What you need to do:
Return each entry exactly, omitting nothing.

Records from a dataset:
----------
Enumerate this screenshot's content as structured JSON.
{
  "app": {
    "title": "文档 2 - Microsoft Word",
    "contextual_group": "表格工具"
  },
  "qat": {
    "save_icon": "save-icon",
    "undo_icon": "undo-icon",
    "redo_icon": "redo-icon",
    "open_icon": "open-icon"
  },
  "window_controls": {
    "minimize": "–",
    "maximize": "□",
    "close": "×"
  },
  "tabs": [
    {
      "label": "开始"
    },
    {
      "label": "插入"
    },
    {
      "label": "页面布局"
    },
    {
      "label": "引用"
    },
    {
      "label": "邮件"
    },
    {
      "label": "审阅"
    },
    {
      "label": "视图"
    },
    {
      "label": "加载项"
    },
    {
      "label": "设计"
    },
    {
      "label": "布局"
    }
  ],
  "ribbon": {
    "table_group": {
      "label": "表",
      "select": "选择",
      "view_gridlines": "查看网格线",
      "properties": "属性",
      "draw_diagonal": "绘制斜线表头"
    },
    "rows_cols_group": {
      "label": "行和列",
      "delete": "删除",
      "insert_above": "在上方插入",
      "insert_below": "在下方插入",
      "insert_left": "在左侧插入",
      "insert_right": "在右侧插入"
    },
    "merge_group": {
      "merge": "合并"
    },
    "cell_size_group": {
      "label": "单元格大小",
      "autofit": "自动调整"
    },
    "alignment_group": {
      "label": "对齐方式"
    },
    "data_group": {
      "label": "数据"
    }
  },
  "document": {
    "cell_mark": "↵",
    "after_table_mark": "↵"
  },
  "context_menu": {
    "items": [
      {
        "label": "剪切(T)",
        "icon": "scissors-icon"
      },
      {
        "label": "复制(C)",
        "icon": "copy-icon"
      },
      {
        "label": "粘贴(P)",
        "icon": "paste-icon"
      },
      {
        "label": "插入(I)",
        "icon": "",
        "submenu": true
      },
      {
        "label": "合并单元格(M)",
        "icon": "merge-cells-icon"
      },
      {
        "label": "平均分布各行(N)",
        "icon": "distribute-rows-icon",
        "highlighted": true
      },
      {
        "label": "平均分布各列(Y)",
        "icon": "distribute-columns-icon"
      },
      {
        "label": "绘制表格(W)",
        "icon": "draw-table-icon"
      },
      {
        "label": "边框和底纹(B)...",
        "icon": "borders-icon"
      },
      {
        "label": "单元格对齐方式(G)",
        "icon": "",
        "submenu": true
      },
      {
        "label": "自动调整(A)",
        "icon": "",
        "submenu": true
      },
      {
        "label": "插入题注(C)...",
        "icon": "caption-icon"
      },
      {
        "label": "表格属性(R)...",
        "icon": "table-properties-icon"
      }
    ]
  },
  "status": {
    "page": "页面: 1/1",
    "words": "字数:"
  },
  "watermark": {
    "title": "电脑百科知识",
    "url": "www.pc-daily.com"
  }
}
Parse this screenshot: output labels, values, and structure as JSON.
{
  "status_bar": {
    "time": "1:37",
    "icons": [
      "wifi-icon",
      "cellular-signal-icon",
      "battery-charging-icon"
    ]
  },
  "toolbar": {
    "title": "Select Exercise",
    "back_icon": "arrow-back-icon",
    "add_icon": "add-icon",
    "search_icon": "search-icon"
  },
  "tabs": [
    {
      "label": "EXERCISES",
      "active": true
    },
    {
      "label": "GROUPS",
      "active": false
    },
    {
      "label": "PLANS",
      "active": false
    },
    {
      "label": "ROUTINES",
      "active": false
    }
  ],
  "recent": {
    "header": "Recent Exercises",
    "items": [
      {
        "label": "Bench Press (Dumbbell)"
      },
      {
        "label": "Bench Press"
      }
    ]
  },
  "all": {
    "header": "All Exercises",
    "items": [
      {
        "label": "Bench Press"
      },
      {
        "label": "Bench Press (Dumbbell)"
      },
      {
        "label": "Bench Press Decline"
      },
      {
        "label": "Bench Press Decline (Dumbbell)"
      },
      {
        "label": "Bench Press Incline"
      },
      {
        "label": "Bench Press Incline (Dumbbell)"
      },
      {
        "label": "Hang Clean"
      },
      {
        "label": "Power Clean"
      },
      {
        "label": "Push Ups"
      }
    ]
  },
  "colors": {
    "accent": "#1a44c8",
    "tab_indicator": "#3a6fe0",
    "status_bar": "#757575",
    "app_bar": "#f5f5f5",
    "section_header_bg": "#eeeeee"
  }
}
----------
Finished answer:
Enumerate this screenshot's content as structured JSON.
{
  "app": {
    "title": "文档 2 - Microsoft Word",
    "contextual_group": "表格工具"
  },
  "qat": {
    "save_icon": "save-icon",
    "undo_icon": "undo-icon",
    "redo_icon": "redo-icon",
    "open_icon": "open-icon"
  },
  "window_controls": {
    "minimize": "–",
    "maximize": "□",
    "close": "×"
  },
  "tabs": [
    {
      "label": "开始"
    },
    {
      "label": "插入"
    },
    {
      "label": "页面布局"
    },
    {
      "label": "引用"
    },
    {
      "label": "邮件"
    },
    {
      "label": "审阅"
    },
    {
      "label": "视图"
    },
    {
      "label": "加载项"
    },
    {
      "label": "设计"
    },
    {
      "label": "布局"
    }
  ],
  "ribbon": {
    "table_group": {
      "label": "表",
      "select": "选择",
      "view_gridlines": "查看网格线",
      "properties": "属性",
      "draw_diagonal": "绘制斜线表头"
    },
    "rows_cols_group": {
      "label": "行和列",
      "delete": "删除",
      "insert_above": "在上方插入",
      "insert_below": "在下方插入",
      "insert_left": "在左侧插入",
      "insert_right": "在右侧插入"
    },
    "merge_group": {
      "merge": "合并"
    },
    "cell_size_group": {
      "label": "单元格大小",
      "autofit": "自动调整"
    },
    "alignment_group": {
      "label": "对齐方式"
    },
    "data_group": {
      "label": "数据"
    }
  },
  "document": {
    "cell_mark": "↵",
    "after_table_mark": "↵"
  },
  "context_menu": {
    "items": [
      {
        "label": "剪切(T)",
        "icon": "scissors-icon"
      },
      {
        "label": "复制(C)",
        "icon": "copy-icon"
      },
      {
        "label": "粘贴(P)",
        "icon": "paste-icon"
      },
      {
        "label": "插入(I)",
        "icon": "",
        "submenu": true
      },
      {
        "label": "合并单元格(M)",
        "icon": "merge-cells-icon"
      },
      {
        "label": "平均分布各行(N)",
        "icon": "distribute-rows-icon",
        "highlighted": true
      },
      {
        "label": "平均分布各列(Y)",
        "icon": "distribute-columns-icon"
      },
      {
        "label": "绘制表格(W)",
        "icon": "draw-table-icon"
      },
      {
        "label": "边框和底纹(B)...",
        "icon": "borders-icon"
      },
      {
        "label": "单元格对齐方式(G)",
        "icon": "",
        "submenu": true
      },
      {
        "label": "自动调整(A)",
        "icon": "",
        "submenu": true
      },
      {
        "label": "插入题注(C)...",
        "icon": "caption-icon"
      },
      {
        "label": "表格属性(R)...",
        "icon": "table-properties-icon"
      }
    ]
  },
  "status": {
    "page": "页面: 1/1",
    "words": "字数:"
  },
  "watermark": {
    "title": "电脑百科知识",
    "url": "www.pc-daily.com"
  }
}
Parse this screenshot: output labels, values, and structure as JSON.
{
  "status_bar": {
    "time": "1:37",
    "icons": [
      "wifi-icon",
      "cellular-signal-icon",
      "battery-charging-icon"
    ]
  },
  "toolbar": {
    "title": "Select Exercise",
    "back_icon": "arrow-back-icon",
    "add_icon": "add-icon",
    "search_icon": "search-icon"
  },
  "tabs": [
    {
      "label": "EXERCISES",
      "active": true
    },
    {
      "label": "GROUPS",
      "active": false
    },
    {
      "label": "PLANS",
      "active": false
    },
    {
      "label": "ROUTINES",
      "active": false
    }
  ],
  "recent": {
    "header": "Recent Exercises",
    "items": [
      {
        "label": "Bench Press (Dumbbell)"
      },
      {
        "label": "Bench Press"
      }
    ]
  },
  "all": {
    "header": "All Exercises",
    "items": [
      {
        "label": "Bench Press"
      },
      {
        "label": "Bench Press (Dumbbell)"
      },
      {
        "label": "Bench Press Decline"
      },
      {
        "label": "Bench Press Decline (Dumbbell)"
      },
      {
        "label": "Bench Press Incline"
      },
      {
        "label": "Bench Press Incline (Dumbbell)"
      },
      {
        "label": "Hang Clean"
      },
      {
        "label": "Power Clean"
      },
      {
        "label": "Push Ups"
      }
    ]
  },
  "colors": {
    "accent": "#1a44c8",
    "tab_indicator": "#3a6fe0",
    "status_bar": "#757575",
    "app_bar": "#f5f5f5",
    "section_header_bg": "#eeeeee"
  }
}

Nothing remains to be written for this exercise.